Directions for this task - State the number of lines that contain the word "raua", and add nothing else.

═════ Records

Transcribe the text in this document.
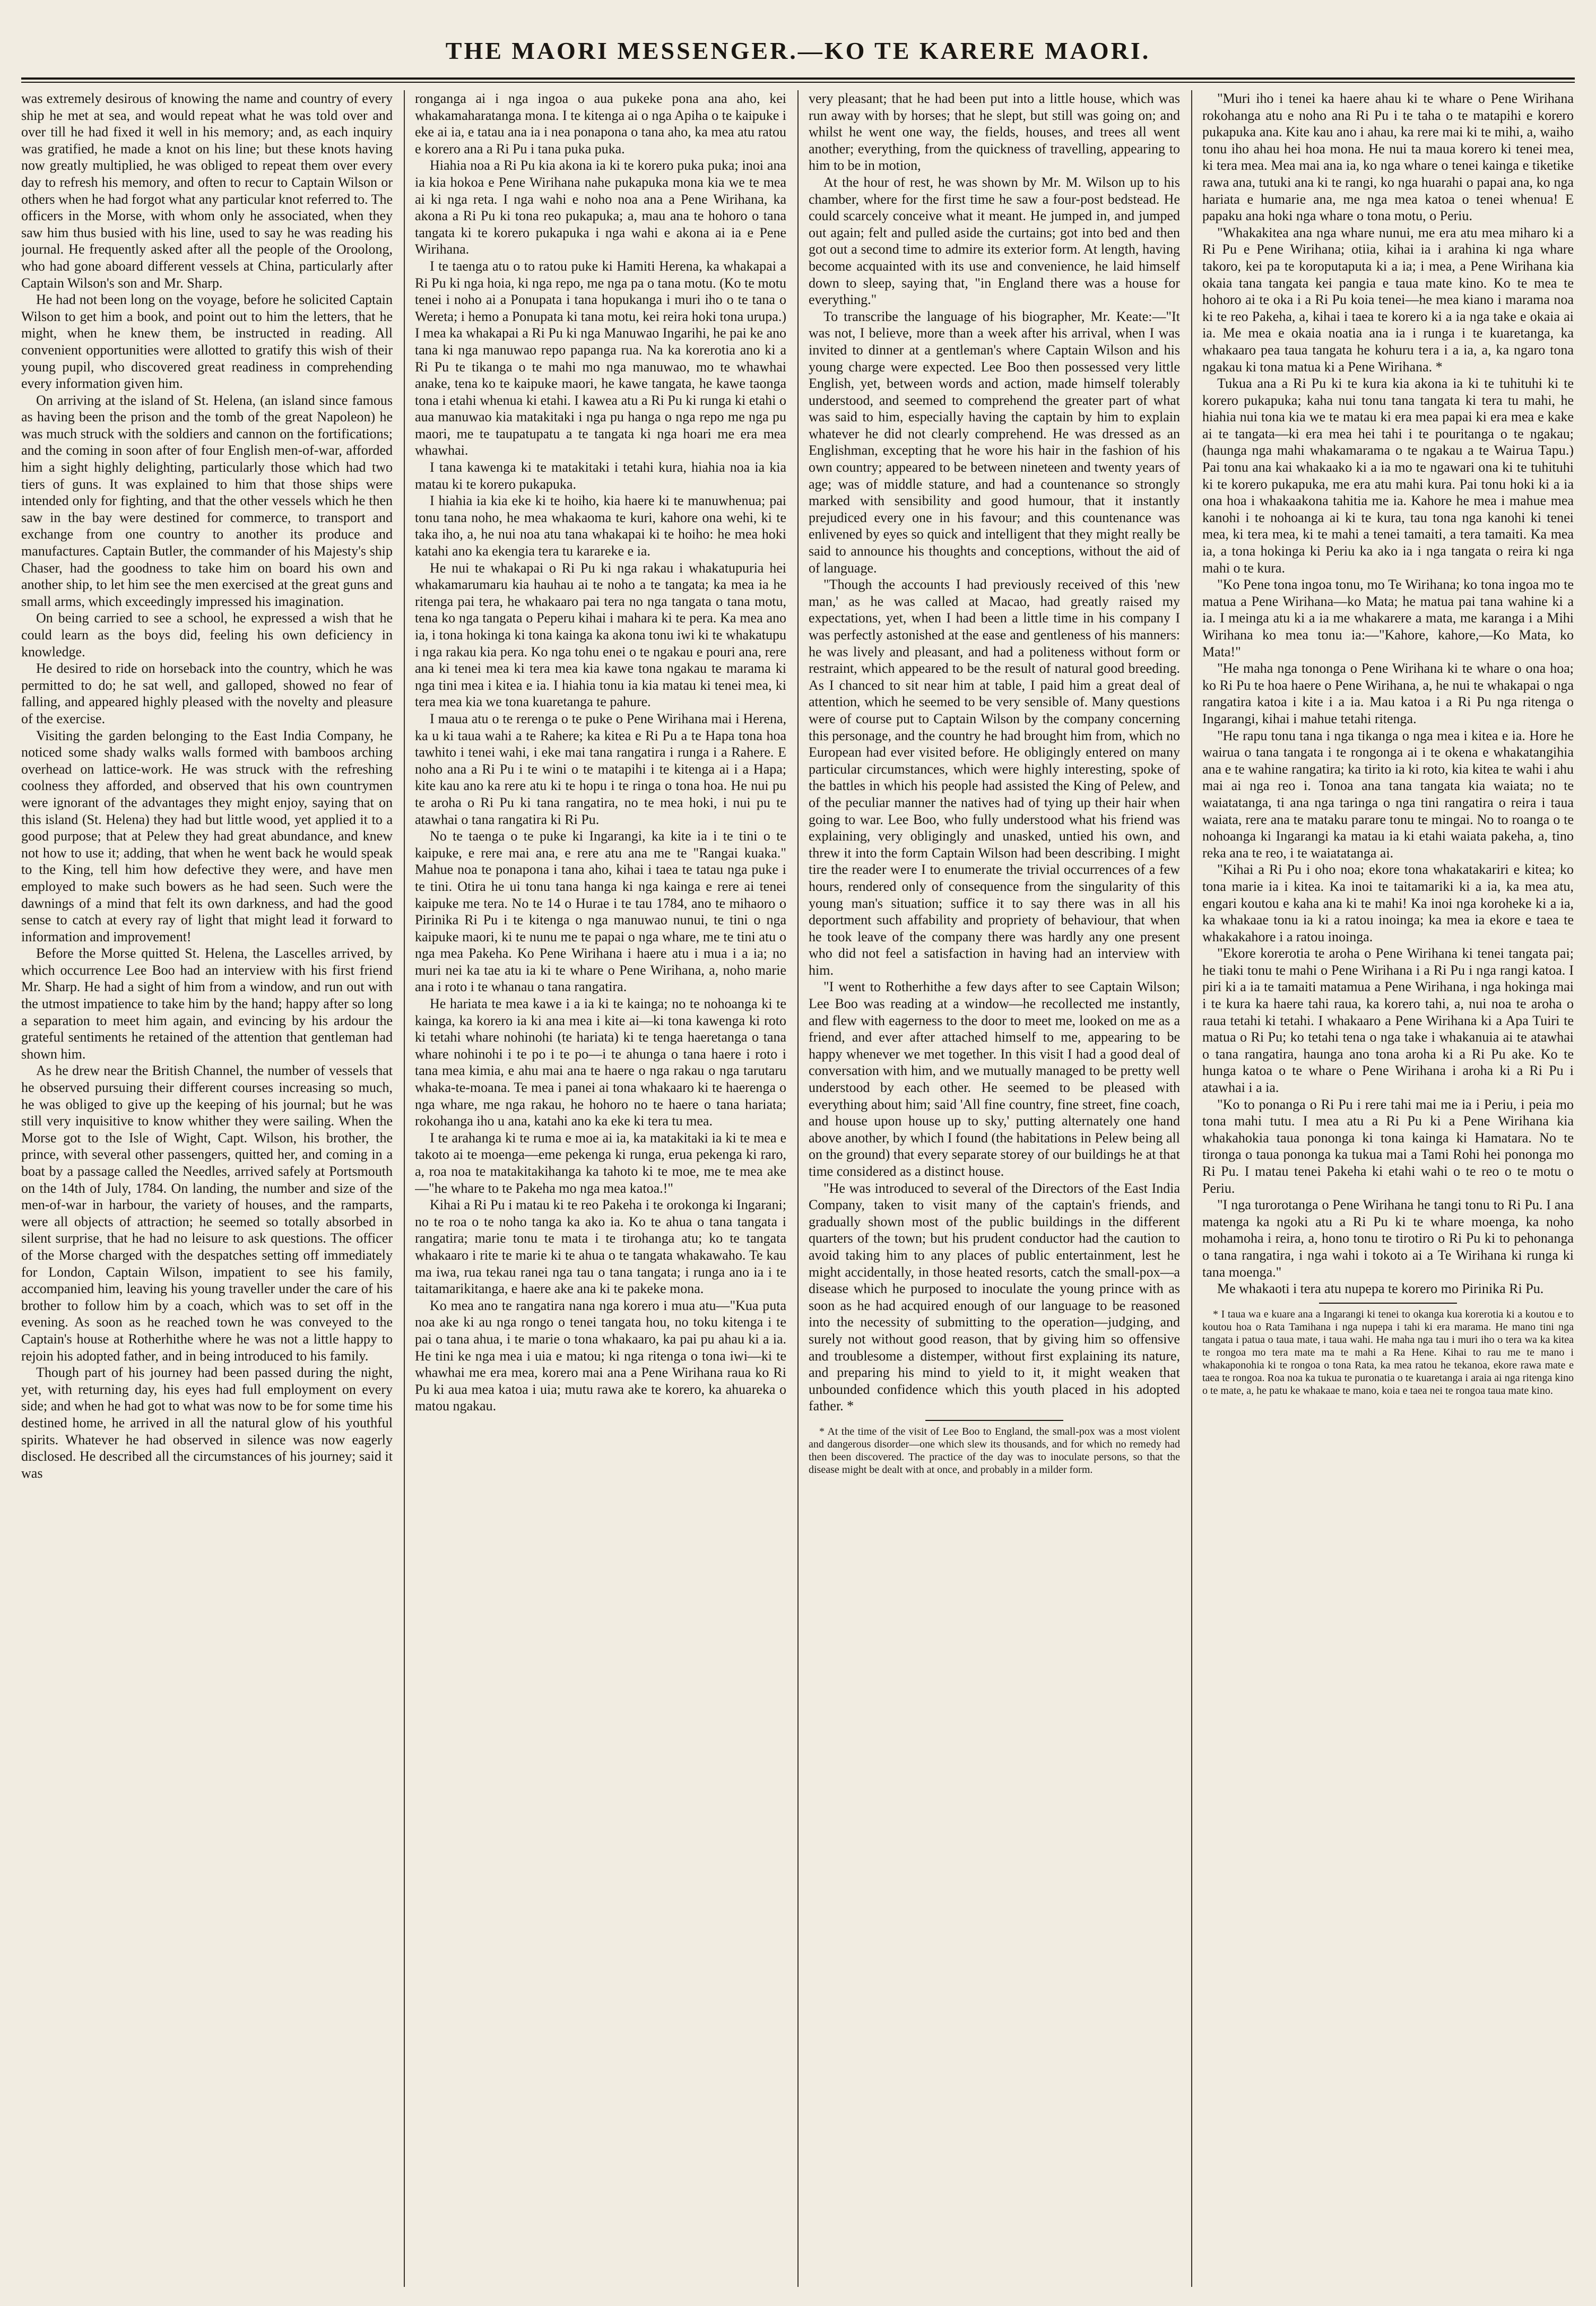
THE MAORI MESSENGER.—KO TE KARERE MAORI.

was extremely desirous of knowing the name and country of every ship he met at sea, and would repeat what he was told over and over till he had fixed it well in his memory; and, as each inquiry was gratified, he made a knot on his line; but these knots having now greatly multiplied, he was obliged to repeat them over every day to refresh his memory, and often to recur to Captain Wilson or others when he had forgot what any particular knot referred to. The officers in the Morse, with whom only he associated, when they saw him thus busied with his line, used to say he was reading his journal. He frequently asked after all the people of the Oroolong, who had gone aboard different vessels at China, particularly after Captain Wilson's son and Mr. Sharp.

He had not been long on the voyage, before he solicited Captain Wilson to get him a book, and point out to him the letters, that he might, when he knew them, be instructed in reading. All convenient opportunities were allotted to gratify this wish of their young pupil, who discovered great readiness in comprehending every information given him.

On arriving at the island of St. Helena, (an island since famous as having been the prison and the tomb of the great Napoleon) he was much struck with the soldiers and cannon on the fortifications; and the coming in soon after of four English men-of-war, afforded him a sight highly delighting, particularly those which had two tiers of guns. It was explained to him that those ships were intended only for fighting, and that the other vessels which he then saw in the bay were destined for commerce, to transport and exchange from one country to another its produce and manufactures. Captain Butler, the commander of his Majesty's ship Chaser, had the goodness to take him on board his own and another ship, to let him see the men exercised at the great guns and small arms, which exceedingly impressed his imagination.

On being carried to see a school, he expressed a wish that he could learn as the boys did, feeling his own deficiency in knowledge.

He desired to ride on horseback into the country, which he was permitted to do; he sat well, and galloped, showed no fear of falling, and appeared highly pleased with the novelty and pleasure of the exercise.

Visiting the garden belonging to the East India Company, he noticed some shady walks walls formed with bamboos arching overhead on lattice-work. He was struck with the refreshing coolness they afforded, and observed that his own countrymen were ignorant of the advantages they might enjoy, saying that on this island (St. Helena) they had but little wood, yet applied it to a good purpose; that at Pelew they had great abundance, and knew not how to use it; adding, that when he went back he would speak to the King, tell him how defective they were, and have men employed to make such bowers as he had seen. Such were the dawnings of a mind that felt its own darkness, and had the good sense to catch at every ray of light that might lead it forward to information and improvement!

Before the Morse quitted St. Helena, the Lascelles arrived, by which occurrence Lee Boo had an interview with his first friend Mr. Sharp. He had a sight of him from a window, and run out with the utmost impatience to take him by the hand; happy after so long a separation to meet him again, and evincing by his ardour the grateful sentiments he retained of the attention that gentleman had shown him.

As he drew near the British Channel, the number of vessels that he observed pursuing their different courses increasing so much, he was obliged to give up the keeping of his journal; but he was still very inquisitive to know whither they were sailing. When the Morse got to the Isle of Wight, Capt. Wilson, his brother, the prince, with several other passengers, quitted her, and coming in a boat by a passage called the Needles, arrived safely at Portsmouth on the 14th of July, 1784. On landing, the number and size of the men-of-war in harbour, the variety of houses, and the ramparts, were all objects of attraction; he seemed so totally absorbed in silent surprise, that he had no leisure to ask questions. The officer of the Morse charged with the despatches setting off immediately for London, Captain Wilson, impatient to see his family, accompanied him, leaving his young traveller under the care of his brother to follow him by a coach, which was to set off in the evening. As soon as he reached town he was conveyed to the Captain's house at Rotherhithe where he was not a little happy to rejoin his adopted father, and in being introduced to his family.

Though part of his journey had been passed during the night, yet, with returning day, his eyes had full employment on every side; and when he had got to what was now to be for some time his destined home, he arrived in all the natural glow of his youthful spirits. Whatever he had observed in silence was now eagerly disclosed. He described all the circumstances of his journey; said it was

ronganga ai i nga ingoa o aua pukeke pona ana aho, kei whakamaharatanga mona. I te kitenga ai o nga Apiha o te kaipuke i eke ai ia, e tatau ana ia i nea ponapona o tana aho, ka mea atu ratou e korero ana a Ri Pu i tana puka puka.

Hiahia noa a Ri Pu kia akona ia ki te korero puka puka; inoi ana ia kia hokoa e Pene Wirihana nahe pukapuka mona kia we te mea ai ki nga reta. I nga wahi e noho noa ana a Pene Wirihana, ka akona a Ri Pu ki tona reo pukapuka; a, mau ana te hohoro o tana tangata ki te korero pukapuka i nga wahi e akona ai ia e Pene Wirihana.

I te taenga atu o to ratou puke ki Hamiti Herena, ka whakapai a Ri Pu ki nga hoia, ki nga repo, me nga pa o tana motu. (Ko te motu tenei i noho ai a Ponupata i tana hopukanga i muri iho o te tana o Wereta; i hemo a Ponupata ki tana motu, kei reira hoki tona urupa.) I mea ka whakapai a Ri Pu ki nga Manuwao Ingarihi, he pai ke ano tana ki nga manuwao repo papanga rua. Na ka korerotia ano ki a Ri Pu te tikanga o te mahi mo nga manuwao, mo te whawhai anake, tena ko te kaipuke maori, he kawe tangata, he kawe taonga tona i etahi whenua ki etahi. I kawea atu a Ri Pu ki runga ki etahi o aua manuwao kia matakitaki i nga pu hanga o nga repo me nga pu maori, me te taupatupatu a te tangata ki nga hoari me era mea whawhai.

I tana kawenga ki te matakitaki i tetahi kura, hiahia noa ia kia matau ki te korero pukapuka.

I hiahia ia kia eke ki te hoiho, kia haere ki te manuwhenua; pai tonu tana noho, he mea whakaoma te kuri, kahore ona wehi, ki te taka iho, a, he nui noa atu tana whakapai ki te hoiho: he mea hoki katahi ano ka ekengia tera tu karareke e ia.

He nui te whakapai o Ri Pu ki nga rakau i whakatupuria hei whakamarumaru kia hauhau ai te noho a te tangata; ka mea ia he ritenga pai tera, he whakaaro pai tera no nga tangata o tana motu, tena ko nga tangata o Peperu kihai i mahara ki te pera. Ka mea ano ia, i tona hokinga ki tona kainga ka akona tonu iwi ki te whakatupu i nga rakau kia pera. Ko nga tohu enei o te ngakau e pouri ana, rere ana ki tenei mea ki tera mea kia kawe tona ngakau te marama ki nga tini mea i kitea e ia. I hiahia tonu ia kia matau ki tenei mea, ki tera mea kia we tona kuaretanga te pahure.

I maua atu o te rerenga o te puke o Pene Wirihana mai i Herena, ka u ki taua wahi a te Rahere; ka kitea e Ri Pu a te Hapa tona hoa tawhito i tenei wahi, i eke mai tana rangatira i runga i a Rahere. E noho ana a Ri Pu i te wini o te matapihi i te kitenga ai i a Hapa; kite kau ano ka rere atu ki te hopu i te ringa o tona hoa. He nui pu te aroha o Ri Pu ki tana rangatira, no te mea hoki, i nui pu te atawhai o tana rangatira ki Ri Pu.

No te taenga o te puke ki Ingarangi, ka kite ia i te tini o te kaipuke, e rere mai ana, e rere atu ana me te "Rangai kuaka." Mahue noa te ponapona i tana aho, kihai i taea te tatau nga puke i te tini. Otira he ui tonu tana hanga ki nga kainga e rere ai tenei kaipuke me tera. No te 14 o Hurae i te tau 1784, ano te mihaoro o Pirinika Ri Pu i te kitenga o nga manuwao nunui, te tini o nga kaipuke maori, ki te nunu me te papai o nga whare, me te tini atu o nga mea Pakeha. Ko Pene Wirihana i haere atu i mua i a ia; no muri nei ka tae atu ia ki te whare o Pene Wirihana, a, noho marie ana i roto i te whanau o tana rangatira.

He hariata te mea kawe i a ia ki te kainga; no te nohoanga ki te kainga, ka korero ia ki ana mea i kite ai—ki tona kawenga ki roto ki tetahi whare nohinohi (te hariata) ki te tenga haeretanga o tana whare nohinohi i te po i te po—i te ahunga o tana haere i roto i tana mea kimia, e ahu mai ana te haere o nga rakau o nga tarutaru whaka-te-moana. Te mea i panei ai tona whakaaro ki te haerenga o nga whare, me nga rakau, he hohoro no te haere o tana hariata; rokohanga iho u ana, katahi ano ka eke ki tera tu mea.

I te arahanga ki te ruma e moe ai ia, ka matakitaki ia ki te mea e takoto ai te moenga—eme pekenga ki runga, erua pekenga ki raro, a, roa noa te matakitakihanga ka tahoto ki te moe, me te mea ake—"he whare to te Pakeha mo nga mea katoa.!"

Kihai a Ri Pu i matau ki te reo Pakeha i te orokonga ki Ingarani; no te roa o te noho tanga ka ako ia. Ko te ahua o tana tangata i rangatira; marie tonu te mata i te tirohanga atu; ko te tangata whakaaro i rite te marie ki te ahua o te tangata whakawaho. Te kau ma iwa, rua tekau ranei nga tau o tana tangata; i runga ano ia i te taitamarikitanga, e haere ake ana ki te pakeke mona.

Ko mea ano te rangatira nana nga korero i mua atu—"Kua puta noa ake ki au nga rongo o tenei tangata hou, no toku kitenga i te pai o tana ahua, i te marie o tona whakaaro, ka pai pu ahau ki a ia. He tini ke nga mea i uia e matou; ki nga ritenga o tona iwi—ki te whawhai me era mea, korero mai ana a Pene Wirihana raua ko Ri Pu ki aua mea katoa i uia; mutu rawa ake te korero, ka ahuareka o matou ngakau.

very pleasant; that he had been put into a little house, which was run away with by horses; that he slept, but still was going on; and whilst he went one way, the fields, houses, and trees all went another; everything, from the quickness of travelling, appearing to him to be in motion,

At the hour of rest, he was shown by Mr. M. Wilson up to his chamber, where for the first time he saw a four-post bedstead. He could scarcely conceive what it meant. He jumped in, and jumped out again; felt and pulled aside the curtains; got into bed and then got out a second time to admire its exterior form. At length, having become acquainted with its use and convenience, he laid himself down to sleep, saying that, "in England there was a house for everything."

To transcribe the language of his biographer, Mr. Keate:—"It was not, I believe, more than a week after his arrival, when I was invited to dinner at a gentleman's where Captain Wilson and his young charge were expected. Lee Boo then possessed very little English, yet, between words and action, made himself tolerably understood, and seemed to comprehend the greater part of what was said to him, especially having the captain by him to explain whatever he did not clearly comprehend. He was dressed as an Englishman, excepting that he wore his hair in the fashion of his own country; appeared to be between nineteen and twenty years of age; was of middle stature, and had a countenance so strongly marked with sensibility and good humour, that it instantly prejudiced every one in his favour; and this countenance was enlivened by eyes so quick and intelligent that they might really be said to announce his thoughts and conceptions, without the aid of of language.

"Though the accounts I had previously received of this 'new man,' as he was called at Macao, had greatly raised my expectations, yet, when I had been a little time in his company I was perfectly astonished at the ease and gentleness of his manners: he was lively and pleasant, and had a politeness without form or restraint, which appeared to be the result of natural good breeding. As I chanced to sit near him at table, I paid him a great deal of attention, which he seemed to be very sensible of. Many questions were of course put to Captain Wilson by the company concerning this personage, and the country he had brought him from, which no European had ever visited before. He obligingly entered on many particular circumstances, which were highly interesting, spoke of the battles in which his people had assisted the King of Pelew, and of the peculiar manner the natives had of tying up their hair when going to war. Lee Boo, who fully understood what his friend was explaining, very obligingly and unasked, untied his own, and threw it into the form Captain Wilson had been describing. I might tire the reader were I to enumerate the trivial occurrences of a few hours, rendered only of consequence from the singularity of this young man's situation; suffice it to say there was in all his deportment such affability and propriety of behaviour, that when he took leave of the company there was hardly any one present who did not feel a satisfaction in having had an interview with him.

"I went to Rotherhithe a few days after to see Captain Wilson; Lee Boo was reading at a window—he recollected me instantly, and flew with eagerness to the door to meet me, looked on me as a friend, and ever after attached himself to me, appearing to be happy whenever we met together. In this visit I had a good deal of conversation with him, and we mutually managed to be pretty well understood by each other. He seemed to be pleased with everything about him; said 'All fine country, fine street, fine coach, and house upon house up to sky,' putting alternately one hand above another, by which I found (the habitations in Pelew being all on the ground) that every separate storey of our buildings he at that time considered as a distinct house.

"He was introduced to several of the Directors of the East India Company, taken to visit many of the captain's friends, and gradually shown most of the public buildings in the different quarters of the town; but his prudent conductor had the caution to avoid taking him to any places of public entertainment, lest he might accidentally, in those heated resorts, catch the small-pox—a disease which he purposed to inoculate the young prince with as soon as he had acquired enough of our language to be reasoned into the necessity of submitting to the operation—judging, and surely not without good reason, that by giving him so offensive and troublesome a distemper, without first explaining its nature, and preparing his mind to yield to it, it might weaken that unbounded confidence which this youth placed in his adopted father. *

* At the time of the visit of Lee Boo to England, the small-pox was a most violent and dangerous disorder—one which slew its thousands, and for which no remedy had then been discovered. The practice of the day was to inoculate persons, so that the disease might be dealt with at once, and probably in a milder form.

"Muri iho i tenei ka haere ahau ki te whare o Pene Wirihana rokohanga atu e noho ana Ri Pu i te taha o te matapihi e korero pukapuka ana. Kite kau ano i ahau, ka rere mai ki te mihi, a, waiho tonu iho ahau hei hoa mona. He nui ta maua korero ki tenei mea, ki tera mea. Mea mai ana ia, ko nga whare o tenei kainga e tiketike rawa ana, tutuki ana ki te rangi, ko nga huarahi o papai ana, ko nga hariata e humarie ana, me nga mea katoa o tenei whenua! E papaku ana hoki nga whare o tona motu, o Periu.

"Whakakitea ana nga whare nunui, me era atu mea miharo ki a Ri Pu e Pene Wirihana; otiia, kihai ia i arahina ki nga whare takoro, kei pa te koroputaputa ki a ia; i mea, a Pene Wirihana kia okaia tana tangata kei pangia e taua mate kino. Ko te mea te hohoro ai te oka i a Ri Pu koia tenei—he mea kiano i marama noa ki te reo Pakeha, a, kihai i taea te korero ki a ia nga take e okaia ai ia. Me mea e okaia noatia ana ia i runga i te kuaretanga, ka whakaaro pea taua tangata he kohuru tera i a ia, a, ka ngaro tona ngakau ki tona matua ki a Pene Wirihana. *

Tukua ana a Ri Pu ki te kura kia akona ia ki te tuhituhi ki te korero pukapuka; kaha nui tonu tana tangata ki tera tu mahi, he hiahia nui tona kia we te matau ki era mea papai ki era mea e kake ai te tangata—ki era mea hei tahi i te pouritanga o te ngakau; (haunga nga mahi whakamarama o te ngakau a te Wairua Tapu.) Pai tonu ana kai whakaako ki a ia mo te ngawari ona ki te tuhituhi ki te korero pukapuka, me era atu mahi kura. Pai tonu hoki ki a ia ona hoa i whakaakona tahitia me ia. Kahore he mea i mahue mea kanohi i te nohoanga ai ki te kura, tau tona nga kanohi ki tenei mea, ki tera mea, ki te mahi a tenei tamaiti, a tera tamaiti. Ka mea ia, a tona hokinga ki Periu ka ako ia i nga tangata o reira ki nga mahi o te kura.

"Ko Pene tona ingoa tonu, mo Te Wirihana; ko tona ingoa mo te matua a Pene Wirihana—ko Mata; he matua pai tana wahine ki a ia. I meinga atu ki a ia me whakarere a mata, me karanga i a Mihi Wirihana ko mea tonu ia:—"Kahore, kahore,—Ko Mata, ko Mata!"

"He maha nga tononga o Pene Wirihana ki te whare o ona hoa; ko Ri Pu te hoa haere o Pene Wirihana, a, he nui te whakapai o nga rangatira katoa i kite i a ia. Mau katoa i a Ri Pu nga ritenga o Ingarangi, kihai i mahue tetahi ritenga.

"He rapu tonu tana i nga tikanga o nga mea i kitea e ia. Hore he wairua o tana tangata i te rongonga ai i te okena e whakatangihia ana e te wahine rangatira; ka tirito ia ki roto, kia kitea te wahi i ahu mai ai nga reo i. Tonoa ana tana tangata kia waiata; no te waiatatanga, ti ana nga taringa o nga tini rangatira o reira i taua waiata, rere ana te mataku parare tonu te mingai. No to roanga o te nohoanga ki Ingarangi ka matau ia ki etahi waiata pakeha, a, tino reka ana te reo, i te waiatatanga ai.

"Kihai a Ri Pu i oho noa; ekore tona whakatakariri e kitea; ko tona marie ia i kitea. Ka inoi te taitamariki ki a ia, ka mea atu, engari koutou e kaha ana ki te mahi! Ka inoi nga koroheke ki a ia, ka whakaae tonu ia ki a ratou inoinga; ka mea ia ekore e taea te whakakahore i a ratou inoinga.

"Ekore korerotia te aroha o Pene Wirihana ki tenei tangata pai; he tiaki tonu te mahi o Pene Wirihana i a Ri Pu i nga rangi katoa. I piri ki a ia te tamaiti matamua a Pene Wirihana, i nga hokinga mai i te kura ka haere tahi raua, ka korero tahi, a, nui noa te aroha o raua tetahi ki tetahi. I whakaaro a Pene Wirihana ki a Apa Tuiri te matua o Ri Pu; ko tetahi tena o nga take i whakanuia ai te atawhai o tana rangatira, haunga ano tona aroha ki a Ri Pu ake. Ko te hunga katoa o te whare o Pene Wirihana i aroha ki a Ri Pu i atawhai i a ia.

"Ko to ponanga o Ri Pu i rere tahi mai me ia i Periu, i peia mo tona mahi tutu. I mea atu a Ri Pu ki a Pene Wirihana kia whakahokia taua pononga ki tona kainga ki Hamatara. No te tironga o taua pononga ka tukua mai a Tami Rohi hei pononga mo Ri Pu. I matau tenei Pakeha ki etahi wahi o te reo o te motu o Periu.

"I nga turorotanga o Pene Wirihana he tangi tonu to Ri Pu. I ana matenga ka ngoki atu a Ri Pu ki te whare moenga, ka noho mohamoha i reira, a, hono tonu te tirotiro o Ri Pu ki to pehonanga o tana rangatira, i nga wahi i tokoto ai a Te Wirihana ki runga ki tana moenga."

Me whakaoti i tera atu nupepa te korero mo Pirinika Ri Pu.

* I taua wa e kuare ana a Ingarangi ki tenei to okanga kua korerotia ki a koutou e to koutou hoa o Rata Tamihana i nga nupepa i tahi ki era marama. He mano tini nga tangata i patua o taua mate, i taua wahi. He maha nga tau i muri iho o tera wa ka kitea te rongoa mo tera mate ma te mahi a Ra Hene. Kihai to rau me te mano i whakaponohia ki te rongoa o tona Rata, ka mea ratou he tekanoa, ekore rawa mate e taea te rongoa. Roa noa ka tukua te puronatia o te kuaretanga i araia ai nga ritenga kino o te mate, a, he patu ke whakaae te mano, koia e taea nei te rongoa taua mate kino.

══════════

Full answer - 2